=== Data records ===

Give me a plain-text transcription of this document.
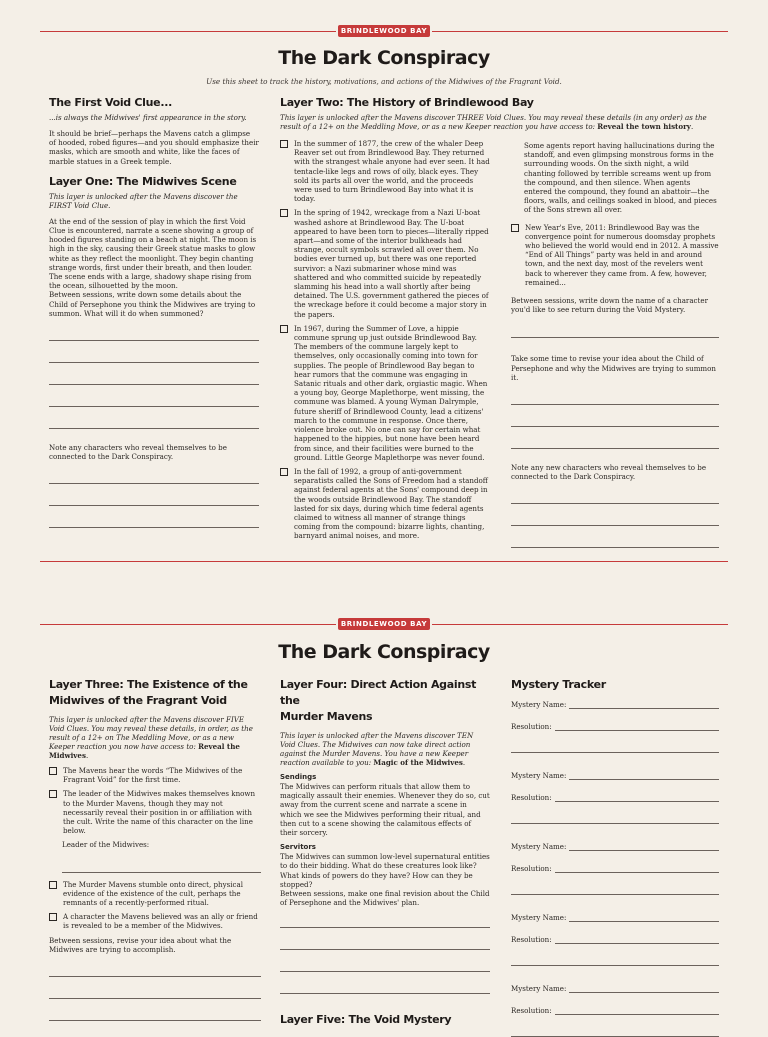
BRINDLEWOOD BAY
The Dark Conspiracy
Use this sheet to track the history, motivations, and actions of the Midwives of the Fragrant Void.
The First Void Clue...

...is always the Midwives' first appearance in the story.

It should be brief—perhaps the Mavens catch a glimpse of hooded, robed figures—and you should emphasize their masks, which are smooth and white, like the faces of marble statues in a Greek temple.

Layer One: The Midwives Scene

This layer is unlocked after the Mavens discover the FIRST Void Clue.

At the end of the session of play in which the first Void Clue is encountered, narrate a scene showing a group of hooded figures standing on a beach at night. The moon is high in the sky, causing their Greek statue masks to glow white as they reflect the moonlight. They begin chanting strange words, first under their breath, and then louder. The scene ends with a large, shadowy shape rising from the ocean, silhouetted by the moon.

Between sessions, write down some details about the Child of Persephone you think the Midwives are trying to summon. What will it do when summoned?

Note any characters who reveal themselves to be connected to the Dark Conspiracy.

Layer Two: The History of Brindlewood Bay

This layer is unlocked after the Mavens discover THREE Void Clues. You may reveal these details (in any order) as the result of a 12+ on the Meddling Move, or as a new Keeper reaction you have access to: Reveal the town history.

In the summer of 1877, the crew of the whaler Deep Reaver set out from Brindlewood Bay. They returned with the strangest whale anyone had ever seen. It had tentacle-like legs and rows of oily, black eyes. They sold its parts all over the world, and the proceeds were used to turn Brindlewood Bay into what it is today.

In the spring of 1942, wreckage from a Nazi U-boat washed ashore at Brindlewood Bay. The U-boat appeared to have been torn to pieces—literally ripped apart—and some of the interior bulkheads had strange, occult symbols scrawled all over them. No bodies ever turned up, but there was one reported survivor: a Nazi submariner whose mind was shattered and who committed suicide by repeatedly slamming his head into a wall shortly after being detained. The U.S. government gathered the pieces of the wreckage before it could become a major story in the papers.

In 1967, during the Summer of Love, a hippie commune sprung up just outside Brindlewood Bay. The members of the commune largely kept to themselves, only occasionally coming into town for supplies. The people of Brindlewood Bay began to hear rumors that the commune was engaging in Satanic rituals and other dark, orgiastic magic. When a young boy, George Maplethorpe, went missing, the commune was blamed. A young Wyman Dalrymple, future sheriff of Brindlewood County, lead a citizens' march to the commune in response. Once there, violence broke out. No one can say for certain what happened to the hippies, but none have been heard from since, and their facilities were burned to the ground. Little George Maplethorpe was never found.

In the fall of 1992, a group of anti-government separatists called the Sons of Freedom had a standoff against federal agents at the Sons' compound deep in the woods outside Brindlewood Bay. The standoff lasted for six days, during which time federal agents claimed to witness all manner of strange things coming from the compound: bizarre lights, chanting, barnyard animal noises, and more.

Some agents report having hallucinations during the standoff, and even glimpsing monstrous forms in the surrounding woods. On the sixth night, a wild chanting followed by terrible screams went up from the compound, and then silence. When agents entered the compound, they found an abattoir—the floors, walls, and ceilings soaked in blood, and pieces of the Sons strewn all over.

New Year's Eve, 2011: Brindlewood Bay was the convergence point for numerous doomsday prophets who believed the world would end in 2012. A massive “End of All Things” party was held in and around town, and the next day, most of the revelers went back to wherever they came from. A few, however, remained...

Between sessions, write down the name of a character you'd like to see return during the Void Mystery.

Take some time to revise your idea about the Child of Persephone and why the Midwives are trying to summon it.

Note any new characters who reveal themselves to be connected to the Dark Conspiracy.

BRINDLEWOOD BAY
The Dark Conspiracy
Layer Three: The Existence of the
Midwives of the Fragrant Void

This layer is unlocked after the Mavens discover FIVE Void Clues. You may reveal these details, in order, as the result of a 12+ on The Meddling Move, or as a new Keeper reaction you now have access to: Reveal the Midwives.

The Mavens hear the words “The Midwives of the Fragrant Void” for the first time.

The leader of the Midwives makes themselves known to the Murder Mavens, though they may not necessarily reveal their position in or affiliation with the cult. Write the name of this character on the line below.

Leader of the Midwives:

The Murder Mavens stumble onto direct, physical evidence of the existence of the cult, perhaps the remnants of a recently-performed ritual.

A character the Mavens believed was an ally or friend is revealed to be a member of the Midwives.

Between sessions, revise your idea about what the Midwives are trying to accomplish.

Layer Four: Direct Action Against the
Murder Mavens

This layer is unlocked after the Mavens discover TEN Void Clues. The Midwives can now take direct action against the Murder Mavens. You have a new Keeper reaction available to you: Magic of the Midwives.

Sendings

The Midwives can perform rituals that allow them to magically assault their enemies. Whenever they do so, cut away from the current scene and narrate a scene in which we see the Midwives performing their ritual, and then cut to a scene showing the calamitous effects of their sorcery.

Servitors

The Midwives can summon low-level supernatural entities to do their bidding. What do these creatures look like? What kinds of powers do they have? How can they be stopped?

Between sessions, make one final revision about the Child of Persephone and the Midwives' plan.

Layer Five: The Void Mystery
Mystery Tracker
Mystery Name:
Resolution:
Mystery Name:
Resolution:
Mystery Name:
Resolution:
Mystery Name:
Resolution:
Mystery Name:
Resolution:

=== Task to complete ===
Your copy should hold every record word for word and none of the pictures.

=== Problem solution ===
Give me a plain-text transcription of this document.
BRINDLEWOOD BAY
The Dark Conspiracy
Use this sheet to track the history, motivations, and actions of the Midwives of the Fragrant Void.
The First Void Clue...

...is always the Midwives' first appearance in the story.

It should be brief—perhaps the Mavens catch a glimpse of hooded, robed figures—and you should emphasize their masks, which are smooth and white, like the faces of marble statues in a Greek temple.

Layer One: The Midwives Scene

This layer is unlocked after the Mavens discover the FIRST Void Clue.

At the end of the session of play in which the first Void Clue is encountered, narrate a scene showing a group of hooded figures standing on a beach at night. The moon is high in the sky, causing their Greek statue masks to glow white as they reflect the moonlight. They begin chanting strange words, first under their breath, and then louder. The scene ends with a large, shadowy shape rising from the ocean, silhouetted by the moon.

Between sessions, write down some details about the Child of Persephone you think the Midwives are trying to summon. What will it do when summoned?

Note any characters who reveal themselves to be connected to the Dark Conspiracy.

Layer Two: The History of Brindlewood Bay

This layer is unlocked after the Mavens discover THREE Void Clues. You may reveal these details (in any order) as the result of a 12+ on the Meddling Move, or as a new Keeper reaction you have access to: Reveal the town history.

In the summer of 1877, the crew of the whaler Deep Reaver set out from Brindlewood Bay. They returned with the strangest whale anyone had ever seen. It had tentacle-like legs and rows of oily, black eyes. They sold its parts all over the world, and the proceeds were used to turn Brindlewood Bay into what it is today.

In the spring of 1942, wreckage from a Nazi U-boat washed ashore at Brindlewood Bay. The U-boat appeared to have been torn to pieces—literally ripped apart—and some of the interior bulkheads had strange, occult symbols scrawled all over them. No bodies ever turned up, but there was one reported survivor: a Nazi submariner whose mind was shattered and who committed suicide by repeatedly slamming his head into a wall shortly after being detained. The U.S. government gathered the pieces of the wreckage before it could become a major story in the papers.

In 1967, during the Summer of Love, a hippie commune sprung up just outside Brindlewood Bay. The members of the commune largely kept to themselves, only occasionally coming into town for supplies. The people of Brindlewood Bay began to hear rumors that the commune was engaging in Satanic rituals and other dark, orgiastic magic. When a young boy, George Maplethorpe, went missing, the commune was blamed. A young Wyman Dalrymple, future sheriff of Brindlewood County, lead a citizens' march to the commune in response. Once there, violence broke out. No one can say for certain what happened to the hippies, but none have been heard from since, and their facilities were burned to the ground. Little George Maplethorpe was never found.

In the fall of 1992, a group of anti-government separatists called the Sons of Freedom had a standoff against federal agents at the Sons' compound deep in the woods outside Brindlewood Bay. The standoff lasted for six days, during which time federal agents claimed to witness all manner of strange things coming from the compound: bizarre lights, chanting, barnyard animal noises, and more.

Some agents report having hallucinations during the standoff, and even glimpsing monstrous forms in the surrounding woods. On the sixth night, a wild chanting followed by terrible screams went up from the compound, and then silence. When agents entered the compound, they found an abattoir—the floors, walls, and ceilings soaked in blood, and pieces of the Sons strewn all over.

New Year's Eve, 2011: Brindlewood Bay was the convergence point for numerous doomsday prophets who believed the world would end in 2012. A massive “End of All Things” party was held in and around town, and the next day, most of the revelers went back to wherever they came from. A few, however, remained...

Between sessions, write down the name of a character you'd like to see return during the Void Mystery.

Take some time to revise your idea about the Child of Persephone and why the Midwives are trying to summon it.

Note any new characters who reveal themselves to be connected to the Dark Conspiracy.

BRINDLEWOOD BAY
The Dark Conspiracy
Layer Three: The Existence of the
Midwives of the Fragrant Void

This layer is unlocked after the Mavens discover FIVE Void Clues. You may reveal these details, in order, as the result of a 12+ on The Meddling Move, or as a new Keeper reaction you now have access to: Reveal the Midwives.

The Mavens hear the words “The Midwives of the Fragrant Void” for the first time.

The leader of the Midwives makes themselves known to the Murder Mavens, though they may not necessarily reveal their position in or affiliation with the cult. Write the name of this character on the line below.

Leader of the Midwives:

The Murder Mavens stumble onto direct, physical evidence of the existence of the cult, perhaps the remnants of a recently-performed ritual.

A character the Mavens believed was an ally or friend is revealed to be a member of the Midwives.

Between sessions, revise your idea about what the Midwives are trying to accomplish.

Layer Four: Direct Action Against the
Murder Mavens

This layer is unlocked after the Mavens discover TEN Void Clues. The Midwives can now take direct action against the Murder Mavens. You have a new Keeper reaction available to you: Magic of the Midwives.

Sendings

The Midwives can perform rituals that allow them to magically assault their enemies. Whenever they do so, cut away from the current scene and narrate a scene in which we see the Midwives performing their ritual, and then cut to a scene showing the calamitous effects of their sorcery.

Servitors

The Midwives can summon low-level supernatural entities to do their bidding. What do these creatures look like? What kinds of powers do they have? How can they be stopped?

Between sessions, make one final revision about the Child of Persephone and the Midwives' plan.

Layer Five: The Void Mystery
Mystery Tracker
Mystery Name:
Resolution:
Mystery Name:
Resolution:
Mystery Name:
Resolution:
Mystery Name:
Resolution:
Mystery Name:
Resolution:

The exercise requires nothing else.